§ What is needed: Report, word for word, every line of the material that contains "wählen".

>> Begin Dataset content

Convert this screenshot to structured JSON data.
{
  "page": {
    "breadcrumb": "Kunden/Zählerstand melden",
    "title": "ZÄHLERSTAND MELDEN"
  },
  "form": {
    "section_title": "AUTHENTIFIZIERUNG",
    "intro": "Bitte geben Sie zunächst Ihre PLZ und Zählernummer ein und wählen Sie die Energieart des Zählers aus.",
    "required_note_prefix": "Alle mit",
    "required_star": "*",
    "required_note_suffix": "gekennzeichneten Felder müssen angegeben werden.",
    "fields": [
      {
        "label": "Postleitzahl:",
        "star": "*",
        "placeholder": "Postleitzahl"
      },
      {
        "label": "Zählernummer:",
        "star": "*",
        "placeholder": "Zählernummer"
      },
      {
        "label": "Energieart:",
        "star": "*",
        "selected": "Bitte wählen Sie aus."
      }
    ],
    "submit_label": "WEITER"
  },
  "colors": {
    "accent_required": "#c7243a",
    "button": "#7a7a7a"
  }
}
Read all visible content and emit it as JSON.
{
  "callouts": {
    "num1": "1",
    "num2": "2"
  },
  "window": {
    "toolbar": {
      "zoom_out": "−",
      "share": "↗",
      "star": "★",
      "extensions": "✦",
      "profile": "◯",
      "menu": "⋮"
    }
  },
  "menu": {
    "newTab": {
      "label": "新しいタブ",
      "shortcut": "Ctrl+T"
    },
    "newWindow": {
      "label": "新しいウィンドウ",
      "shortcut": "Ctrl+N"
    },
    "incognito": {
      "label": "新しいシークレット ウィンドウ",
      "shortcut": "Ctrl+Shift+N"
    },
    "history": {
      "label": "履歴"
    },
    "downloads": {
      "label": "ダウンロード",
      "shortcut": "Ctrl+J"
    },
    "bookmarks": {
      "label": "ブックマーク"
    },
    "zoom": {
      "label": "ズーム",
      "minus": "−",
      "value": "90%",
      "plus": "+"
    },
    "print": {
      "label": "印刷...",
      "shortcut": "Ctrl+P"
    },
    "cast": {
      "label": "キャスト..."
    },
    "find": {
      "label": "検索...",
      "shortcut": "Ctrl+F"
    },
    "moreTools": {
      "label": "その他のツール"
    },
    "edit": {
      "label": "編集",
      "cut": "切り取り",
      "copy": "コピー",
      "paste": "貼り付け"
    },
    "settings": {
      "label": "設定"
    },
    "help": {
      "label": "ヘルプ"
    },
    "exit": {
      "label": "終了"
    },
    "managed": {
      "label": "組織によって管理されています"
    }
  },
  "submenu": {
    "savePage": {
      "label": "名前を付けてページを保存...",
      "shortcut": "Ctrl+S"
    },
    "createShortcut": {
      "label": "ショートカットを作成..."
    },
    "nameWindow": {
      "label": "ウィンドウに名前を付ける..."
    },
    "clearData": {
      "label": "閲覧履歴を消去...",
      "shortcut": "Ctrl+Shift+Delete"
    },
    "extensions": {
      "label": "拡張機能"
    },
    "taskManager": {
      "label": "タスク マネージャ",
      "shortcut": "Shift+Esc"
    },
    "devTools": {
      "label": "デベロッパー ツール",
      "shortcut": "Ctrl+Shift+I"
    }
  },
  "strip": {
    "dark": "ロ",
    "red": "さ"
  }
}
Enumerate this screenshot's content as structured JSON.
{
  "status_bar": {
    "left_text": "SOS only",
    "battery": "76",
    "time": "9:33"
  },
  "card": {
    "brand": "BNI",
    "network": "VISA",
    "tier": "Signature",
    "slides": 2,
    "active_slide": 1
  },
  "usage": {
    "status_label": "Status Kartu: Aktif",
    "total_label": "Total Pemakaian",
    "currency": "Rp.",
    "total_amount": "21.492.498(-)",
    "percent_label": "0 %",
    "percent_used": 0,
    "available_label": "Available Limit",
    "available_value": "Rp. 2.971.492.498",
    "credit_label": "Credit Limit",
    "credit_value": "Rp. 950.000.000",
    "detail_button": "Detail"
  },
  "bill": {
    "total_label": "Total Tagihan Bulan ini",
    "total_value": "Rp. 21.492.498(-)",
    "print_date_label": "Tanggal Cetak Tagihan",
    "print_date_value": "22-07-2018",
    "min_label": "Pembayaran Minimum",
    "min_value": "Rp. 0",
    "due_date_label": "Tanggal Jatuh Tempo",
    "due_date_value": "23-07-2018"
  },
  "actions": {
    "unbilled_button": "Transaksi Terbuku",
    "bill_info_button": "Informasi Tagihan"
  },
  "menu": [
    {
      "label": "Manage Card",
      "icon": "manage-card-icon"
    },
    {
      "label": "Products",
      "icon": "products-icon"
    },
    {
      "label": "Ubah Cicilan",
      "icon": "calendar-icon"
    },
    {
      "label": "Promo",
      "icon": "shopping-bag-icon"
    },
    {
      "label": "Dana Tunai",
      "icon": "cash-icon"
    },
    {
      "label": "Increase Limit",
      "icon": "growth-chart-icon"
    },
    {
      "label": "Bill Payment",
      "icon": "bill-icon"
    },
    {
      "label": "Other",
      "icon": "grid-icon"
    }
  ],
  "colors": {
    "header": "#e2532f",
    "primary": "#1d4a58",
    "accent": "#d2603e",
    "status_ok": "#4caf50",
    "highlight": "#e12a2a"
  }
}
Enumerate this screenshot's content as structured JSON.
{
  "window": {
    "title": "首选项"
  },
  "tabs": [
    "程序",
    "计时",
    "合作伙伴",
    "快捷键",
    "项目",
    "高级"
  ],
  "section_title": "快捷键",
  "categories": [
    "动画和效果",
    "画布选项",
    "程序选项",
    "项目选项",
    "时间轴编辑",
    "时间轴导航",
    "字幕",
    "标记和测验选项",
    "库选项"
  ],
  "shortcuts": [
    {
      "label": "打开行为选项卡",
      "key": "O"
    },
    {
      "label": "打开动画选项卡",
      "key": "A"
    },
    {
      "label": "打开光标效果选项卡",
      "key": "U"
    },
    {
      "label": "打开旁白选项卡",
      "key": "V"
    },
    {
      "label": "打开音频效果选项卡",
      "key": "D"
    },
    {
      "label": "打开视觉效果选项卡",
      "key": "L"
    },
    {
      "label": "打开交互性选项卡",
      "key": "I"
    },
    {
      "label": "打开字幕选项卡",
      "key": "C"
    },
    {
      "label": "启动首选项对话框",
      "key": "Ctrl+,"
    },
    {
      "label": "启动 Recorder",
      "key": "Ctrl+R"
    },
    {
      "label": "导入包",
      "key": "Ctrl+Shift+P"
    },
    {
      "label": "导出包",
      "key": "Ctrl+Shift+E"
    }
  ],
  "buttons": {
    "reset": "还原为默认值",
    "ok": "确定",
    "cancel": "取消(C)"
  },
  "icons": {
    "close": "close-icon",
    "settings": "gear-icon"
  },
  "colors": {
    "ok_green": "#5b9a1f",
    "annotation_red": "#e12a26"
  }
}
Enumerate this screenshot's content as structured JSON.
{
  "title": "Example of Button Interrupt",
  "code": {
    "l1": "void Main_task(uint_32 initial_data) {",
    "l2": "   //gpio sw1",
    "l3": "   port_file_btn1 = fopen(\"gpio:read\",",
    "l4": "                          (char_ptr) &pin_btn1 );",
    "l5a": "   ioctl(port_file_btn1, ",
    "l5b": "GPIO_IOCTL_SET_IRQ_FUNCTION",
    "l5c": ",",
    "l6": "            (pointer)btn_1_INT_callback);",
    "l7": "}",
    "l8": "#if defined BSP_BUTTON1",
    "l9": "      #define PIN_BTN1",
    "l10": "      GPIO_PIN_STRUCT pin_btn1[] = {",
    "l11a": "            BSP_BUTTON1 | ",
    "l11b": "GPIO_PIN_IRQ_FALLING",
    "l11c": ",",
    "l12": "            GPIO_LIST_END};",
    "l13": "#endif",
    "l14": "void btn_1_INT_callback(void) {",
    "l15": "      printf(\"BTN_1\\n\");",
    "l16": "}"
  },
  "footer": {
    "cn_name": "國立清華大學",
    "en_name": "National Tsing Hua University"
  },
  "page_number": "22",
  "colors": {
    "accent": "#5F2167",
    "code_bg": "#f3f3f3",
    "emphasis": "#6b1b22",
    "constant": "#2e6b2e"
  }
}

>> End Dataset content

§ Response to this task:
    "intro": "Bitte geben Sie zunächst Ihre PLZ und Zählernummer ein und wählen Sie die Energieart des Zählers aus.",
        "selected": "Bitte wählen Sie aus."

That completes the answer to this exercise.